[Data entries]

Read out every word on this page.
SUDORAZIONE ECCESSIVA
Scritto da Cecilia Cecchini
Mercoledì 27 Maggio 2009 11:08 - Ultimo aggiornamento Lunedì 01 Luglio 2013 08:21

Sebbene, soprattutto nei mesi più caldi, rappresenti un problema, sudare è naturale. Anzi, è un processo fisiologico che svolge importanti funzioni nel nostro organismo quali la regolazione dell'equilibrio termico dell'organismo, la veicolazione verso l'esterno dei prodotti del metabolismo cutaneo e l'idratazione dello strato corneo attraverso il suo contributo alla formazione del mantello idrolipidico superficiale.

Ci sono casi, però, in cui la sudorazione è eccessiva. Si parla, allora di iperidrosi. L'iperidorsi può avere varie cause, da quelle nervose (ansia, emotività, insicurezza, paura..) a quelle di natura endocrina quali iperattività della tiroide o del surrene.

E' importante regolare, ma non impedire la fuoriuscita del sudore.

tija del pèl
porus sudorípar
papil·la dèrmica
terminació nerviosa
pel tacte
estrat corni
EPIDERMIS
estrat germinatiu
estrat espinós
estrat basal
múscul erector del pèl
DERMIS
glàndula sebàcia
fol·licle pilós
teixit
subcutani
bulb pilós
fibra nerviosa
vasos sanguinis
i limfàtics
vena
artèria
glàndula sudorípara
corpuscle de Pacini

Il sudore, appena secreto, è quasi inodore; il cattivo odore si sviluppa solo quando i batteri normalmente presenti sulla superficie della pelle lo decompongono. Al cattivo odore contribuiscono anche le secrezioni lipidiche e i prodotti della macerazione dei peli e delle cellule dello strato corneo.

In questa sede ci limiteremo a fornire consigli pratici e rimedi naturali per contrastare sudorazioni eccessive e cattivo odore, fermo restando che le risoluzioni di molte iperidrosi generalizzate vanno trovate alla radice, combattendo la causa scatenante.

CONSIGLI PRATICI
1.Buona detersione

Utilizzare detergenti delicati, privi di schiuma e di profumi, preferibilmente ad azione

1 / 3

▶ _Exercise_: Go through the preceding material and copy each line that has the word "iperidrosi".

▶ _Exercise response_:
Ci sono casi, però, in cui la sudorazione è eccessiva. Si parla, allora di iperidrosi. L'iperidorsi può avere varie cause, da quelle nervose (ansia, emotività, insicurezza, paura..) a quelle di natura endocrina quali iperattività della tiroide o del surrene.
In questa sede ci limiteremo a fornire consigli pratici e rimedi naturali per contrastare sudorazioni eccessive e cattivo odore, fermo restando che le risoluzioni di molte iperidrosi generalizzate vanno trovate alla radice, combattendo la causa scatenante.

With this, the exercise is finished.